> **Short exercise**: What is needed is the run of lines from the one with "Give me a plain-text" through the close of the data, set down exactly.

> **Material shown**:
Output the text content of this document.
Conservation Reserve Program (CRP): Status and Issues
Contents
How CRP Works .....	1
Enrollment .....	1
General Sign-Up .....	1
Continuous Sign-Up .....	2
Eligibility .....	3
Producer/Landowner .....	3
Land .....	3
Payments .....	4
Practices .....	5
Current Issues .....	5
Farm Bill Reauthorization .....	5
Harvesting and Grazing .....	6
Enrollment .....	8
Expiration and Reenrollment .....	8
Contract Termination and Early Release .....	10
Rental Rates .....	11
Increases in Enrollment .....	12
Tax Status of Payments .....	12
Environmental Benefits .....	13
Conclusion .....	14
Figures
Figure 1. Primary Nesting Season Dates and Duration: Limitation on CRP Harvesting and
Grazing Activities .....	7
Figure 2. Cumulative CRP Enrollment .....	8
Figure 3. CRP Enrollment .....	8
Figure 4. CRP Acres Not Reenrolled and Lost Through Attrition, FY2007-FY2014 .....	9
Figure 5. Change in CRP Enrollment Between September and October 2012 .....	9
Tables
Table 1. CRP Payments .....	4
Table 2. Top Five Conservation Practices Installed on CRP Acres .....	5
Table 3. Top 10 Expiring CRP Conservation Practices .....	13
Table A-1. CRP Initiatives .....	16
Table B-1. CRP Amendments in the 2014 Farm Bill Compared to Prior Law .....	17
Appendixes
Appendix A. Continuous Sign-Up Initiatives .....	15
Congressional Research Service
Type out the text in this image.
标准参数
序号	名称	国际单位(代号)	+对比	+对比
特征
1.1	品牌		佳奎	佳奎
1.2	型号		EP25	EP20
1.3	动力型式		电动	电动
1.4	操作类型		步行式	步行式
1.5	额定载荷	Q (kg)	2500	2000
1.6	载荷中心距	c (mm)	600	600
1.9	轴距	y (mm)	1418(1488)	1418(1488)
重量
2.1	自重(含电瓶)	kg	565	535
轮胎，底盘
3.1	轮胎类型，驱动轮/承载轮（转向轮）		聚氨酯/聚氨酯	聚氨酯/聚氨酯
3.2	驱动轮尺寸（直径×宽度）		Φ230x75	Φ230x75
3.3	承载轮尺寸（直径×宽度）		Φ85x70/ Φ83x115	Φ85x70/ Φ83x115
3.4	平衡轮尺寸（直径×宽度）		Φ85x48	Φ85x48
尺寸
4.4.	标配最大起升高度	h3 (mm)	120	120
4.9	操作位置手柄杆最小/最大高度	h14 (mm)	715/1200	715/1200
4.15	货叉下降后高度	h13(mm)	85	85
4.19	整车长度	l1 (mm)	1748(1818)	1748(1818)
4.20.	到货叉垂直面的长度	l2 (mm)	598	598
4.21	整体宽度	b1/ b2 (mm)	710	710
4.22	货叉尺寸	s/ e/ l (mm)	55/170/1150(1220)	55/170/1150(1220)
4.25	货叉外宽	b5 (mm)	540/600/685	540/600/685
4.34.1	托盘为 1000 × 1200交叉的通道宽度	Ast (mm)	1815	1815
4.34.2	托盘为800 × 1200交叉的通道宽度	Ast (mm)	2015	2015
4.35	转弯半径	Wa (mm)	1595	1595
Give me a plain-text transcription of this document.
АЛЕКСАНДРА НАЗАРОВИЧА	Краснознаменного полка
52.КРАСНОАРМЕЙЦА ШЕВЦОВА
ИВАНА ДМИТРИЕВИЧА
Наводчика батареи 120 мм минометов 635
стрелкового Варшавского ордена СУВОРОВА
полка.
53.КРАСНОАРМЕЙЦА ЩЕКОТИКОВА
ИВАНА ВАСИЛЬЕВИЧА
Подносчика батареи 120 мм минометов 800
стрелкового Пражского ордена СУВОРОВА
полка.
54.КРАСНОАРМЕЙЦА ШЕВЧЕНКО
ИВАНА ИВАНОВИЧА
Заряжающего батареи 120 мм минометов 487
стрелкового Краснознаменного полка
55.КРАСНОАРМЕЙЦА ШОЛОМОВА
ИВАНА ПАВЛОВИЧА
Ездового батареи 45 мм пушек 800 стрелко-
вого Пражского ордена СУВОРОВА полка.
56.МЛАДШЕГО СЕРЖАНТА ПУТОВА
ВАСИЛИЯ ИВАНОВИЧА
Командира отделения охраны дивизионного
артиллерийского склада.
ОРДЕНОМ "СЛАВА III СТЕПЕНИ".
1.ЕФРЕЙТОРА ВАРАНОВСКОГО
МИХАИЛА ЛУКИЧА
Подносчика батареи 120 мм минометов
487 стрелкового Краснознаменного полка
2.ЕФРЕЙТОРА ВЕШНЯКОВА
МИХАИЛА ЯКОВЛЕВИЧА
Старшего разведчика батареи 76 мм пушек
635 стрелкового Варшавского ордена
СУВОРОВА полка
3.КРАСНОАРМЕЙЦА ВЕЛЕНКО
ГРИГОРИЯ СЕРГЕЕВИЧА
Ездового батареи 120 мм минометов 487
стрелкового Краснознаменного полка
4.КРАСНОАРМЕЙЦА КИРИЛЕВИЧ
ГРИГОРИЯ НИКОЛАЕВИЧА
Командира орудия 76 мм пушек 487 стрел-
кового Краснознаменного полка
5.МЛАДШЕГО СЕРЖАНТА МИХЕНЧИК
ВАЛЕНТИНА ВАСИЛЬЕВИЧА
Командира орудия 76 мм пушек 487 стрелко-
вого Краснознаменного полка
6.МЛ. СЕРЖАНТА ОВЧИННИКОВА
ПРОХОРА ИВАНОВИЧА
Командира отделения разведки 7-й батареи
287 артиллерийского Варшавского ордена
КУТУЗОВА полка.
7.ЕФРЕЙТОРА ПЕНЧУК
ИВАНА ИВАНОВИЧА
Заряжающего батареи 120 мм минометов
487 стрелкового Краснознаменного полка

> **Response below**:
Give me a plain-text transcription of this document.
АЛЕКСАНДРА НАЗАРОВИЧА	Краснознаменного полка
52.КРАСНОАРМЕЙЦА ШЕВЦОВА
ИВАНА ДМИТРИЕВИЧА
Наводчика батареи 120 мм минометов 635
стрелкового Варшавского ордена СУВОРОВА
полка.
53.КРАСНОАРМЕЙЦА ЩЕКОТИКОВА
ИВАНА ВАСИЛЬЕВИЧА
Подносчика батареи 120 мм минометов 800
стрелкового Пражского ордена СУВОРОВА
полка.
54.КРАСНОАРМЕЙЦА ШЕВЧЕНКО
ИВАНА ИВАНОВИЧА
Заряжающего батареи 120 мм минометов 487
стрелкового Краснознаменного полка
55.КРАСНОАРМЕЙЦА ШОЛОМОВА
ИВАНА ПАВЛОВИЧА
Ездового батареи 45 мм пушек 800 стрелко-
вого Пражского ордена СУВОРОВА полка.
56.МЛАДШЕГО СЕРЖАНТА ПУТОВА
ВАСИЛИЯ ИВАНОВИЧА
Командира отделения охраны дивизионного
артиллерийского склада.
ОРДЕНОМ "СЛАВА III СТЕПЕНИ".
1.ЕФРЕЙТОРА ВАРАНОВСКОГО
МИХАИЛА ЛУКИЧА
Подносчика батареи 120 мм минометов
487 стрелкового Краснознаменного полка
2.ЕФРЕЙТОРА ВЕШНЯКОВА
МИХАИЛА ЯКОВЛЕВИЧА
Старшего разведчика батареи 76 мм пушек
635 стрелкового Варшавского ордена
СУВОРОВА полка
3.КРАСНОАРМЕЙЦА ВЕЛЕНКО
ГРИГОРИЯ СЕРГЕЕВИЧА
Ездового батареи 120 мм минометов 487
стрелкового Краснознаменного полка
4.КРАСНОАРМЕЙЦА КИРИЛЕВИЧ
ГРИГОРИЯ НИКОЛАЕВИЧА
Командира орудия 76 мм пушек 487 стрел-
кового Краснознаменного полка
5.МЛАДШЕГО СЕРЖАНТА МИХЕНЧИК
ВАЛЕНТИНА ВАСИЛЬЕВИЧА
Командира орудия 76 мм пушек 487 стрелко-
вого Краснознаменного полка
6.МЛ. СЕРЖАНТА ОВЧИННИКОВА
ПРОХОРА ИВАНОВИЧА
Командира отделения разведки 7-й батареи
287 артиллерийского Варшавского ордена
КУТУЗОВА полка.
7.ЕФРЕЙТОРА ПЕНЧУК
ИВАНА ИВАНОВИЧА
Заряжающего батареи 120 мм минометов
487 стрелкового Краснознаменного полка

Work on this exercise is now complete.